== Task to carry out ==
Please write out the complete listing that follows, exactly as it reads.

+++++

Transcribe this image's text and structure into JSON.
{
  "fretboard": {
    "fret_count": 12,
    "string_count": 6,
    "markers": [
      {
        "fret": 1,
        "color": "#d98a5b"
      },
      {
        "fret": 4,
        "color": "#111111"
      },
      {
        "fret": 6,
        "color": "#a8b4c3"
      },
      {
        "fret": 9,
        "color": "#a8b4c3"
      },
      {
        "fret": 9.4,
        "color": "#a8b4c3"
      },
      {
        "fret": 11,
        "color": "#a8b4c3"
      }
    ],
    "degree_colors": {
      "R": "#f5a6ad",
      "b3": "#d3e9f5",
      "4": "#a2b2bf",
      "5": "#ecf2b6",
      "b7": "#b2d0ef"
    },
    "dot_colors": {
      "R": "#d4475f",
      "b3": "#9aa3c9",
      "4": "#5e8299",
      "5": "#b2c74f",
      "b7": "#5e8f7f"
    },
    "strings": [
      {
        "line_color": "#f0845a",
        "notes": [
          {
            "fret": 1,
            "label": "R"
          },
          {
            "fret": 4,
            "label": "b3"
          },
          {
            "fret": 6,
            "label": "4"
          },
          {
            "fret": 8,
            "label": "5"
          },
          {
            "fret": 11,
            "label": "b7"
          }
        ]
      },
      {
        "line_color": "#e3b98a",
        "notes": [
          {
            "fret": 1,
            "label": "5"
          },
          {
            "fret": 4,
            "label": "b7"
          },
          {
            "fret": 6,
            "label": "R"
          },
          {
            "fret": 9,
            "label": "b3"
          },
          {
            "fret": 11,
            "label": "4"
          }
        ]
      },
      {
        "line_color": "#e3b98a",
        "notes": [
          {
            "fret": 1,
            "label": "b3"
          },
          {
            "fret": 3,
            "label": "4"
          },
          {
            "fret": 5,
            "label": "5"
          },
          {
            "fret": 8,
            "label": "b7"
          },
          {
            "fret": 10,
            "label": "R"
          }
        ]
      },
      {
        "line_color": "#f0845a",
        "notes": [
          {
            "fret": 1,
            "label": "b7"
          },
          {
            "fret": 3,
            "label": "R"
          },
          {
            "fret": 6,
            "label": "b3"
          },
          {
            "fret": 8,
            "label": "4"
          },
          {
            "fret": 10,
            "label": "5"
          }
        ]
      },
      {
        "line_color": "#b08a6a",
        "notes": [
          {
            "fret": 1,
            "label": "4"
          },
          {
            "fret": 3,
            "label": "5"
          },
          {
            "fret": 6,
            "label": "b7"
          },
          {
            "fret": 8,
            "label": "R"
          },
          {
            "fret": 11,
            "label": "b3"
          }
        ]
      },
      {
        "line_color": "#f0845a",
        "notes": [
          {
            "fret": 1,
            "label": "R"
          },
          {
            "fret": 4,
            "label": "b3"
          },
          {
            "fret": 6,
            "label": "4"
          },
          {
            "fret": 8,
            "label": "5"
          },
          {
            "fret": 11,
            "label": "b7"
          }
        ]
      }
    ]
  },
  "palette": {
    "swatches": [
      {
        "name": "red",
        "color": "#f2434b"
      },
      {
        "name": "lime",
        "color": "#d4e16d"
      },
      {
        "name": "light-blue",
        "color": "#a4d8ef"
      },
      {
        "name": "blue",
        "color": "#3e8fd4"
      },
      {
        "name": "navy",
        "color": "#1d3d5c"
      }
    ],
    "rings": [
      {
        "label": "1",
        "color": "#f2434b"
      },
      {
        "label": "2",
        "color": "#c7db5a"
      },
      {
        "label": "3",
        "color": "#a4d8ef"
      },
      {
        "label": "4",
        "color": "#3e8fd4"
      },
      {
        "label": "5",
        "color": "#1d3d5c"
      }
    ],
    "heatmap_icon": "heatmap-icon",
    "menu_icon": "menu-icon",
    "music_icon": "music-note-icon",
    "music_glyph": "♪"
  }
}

+++++

== Output of the task ==
Transcribe this image's text and structure into JSON.
{
  "fretboard": {
    "fret_count": 12,
    "string_count": 6,
    "markers": [
      {
        "fret": 1,
        "color": "#d98a5b"
      },
      {
        "fret": 4,
        "color": "#111111"
      },
      {
        "fret": 6,
        "color": "#a8b4c3"
      },
      {
        "fret": 9,
        "color": "#a8b4c3"
      },
      {
        "fret": 9.4,
        "color": "#a8b4c3"
      },
      {
        "fret": 11,
        "color": "#a8b4c3"
      }
    ],
    "degree_colors": {
      "R": "#f5a6ad",
      "b3": "#d3e9f5",
      "4": "#a2b2bf",
      "5": "#ecf2b6",
      "b7": "#b2d0ef"
    },
    "dot_colors": {
      "R": "#d4475f",
      "b3": "#9aa3c9",
      "4": "#5e8299",
      "5": "#b2c74f",
      "b7": "#5e8f7f"
    },
    "strings": [
      {
        "line_color": "#f0845a",
        "notes": [
          {
            "fret": 1,
            "label": "R"
          },
          {
            "fret": 4,
            "label": "b3"
          },
          {
            "fret": 6,
            "label": "4"
          },
          {
            "fret": 8,
            "label": "5"
          },
          {
            "fret": 11,
            "label": "b7"
          }
        ]
      },
      {
        "line_color": "#e3b98a",
        "notes": [
          {
            "fret": 1,
            "label": "5"
          },
          {
            "fret": 4,
            "label": "b7"
          },
          {
            "fret": 6,
            "label": "R"
          },
          {
            "fret": 9,
            "label": "b3"
          },
          {
            "fret": 11,
            "label": "4"
          }
        ]
      },
      {
        "line_color": "#e3b98a",
        "notes": [
          {
            "fret": 1,
            "label": "b3"
          },
          {
            "fret": 3,
            "label": "4"
          },
          {
            "fret": 5,
            "label": "5"
          },
          {
            "fret": 8,
            "label": "b7"
          },
          {
            "fret": 10,
            "label": "R"
          }
        ]
      },
      {
        "line_color": "#f0845a",
        "notes": [
          {
            "fret": 1,
            "label": "b7"
          },
          {
            "fret": 3,
            "label": "R"
          },
          {
            "fret": 6,
            "label": "b3"
          },
          {
            "fret": 8,
            "label": "4"
          },
          {
            "fret": 10,
            "label": "5"
          }
        ]
      },
      {
        "line_color": "#b08a6a",
        "notes": [
          {
            "fret": 1,
            "label": "4"
          },
          {
            "fret": 3,
            "label": "5"
          },
          {
            "fret": 6,
            "label": "b7"
          },
          {
            "fret": 8,
            "label": "R"
          },
          {
            "fret": 11,
            "label": "b3"
          }
        ]
      },
      {
        "line_color": "#f0845a",
        "notes": [
          {
            "fret": 1,
            "label": "R"
          },
          {
            "fret": 4,
            "label": "b3"
          },
          {
            "fret": 6,
            "label": "4"
          },
          {
            "fret": 8,
            "label": "5"
          },
          {
            "fret": 11,
            "label": "b7"
          }
        ]
      }
    ]
  },
  "palette": {
    "swatches": [
      {
        "name": "red",
        "color": "#f2434b"
      },
      {
        "name": "lime",
        "color": "#d4e16d"
      },
      {
        "name": "light-blue",
        "color": "#a4d8ef"
      },
      {
        "name": "blue",
        "color": "#3e8fd4"
      },
      {
        "name": "navy",
        "color": "#1d3d5c"
      }
    ],
    "rings": [
      {
        "label": "1",
        "color": "#f2434b"
      },
      {
        "label": "2",
        "color": "#c7db5a"
      },
      {
        "label": "3",
        "color": "#a4d8ef"
      },
      {
        "label": "4",
        "color": "#3e8fd4"
      },
      {
        "label": "5",
        "color": "#1d3d5c"
      }
    ],
    "heatmap_icon": "heatmap-icon",
    "menu_icon": "menu-icon",
    "music_icon": "music-note-icon",
    "music_glyph": "♪"
  }
}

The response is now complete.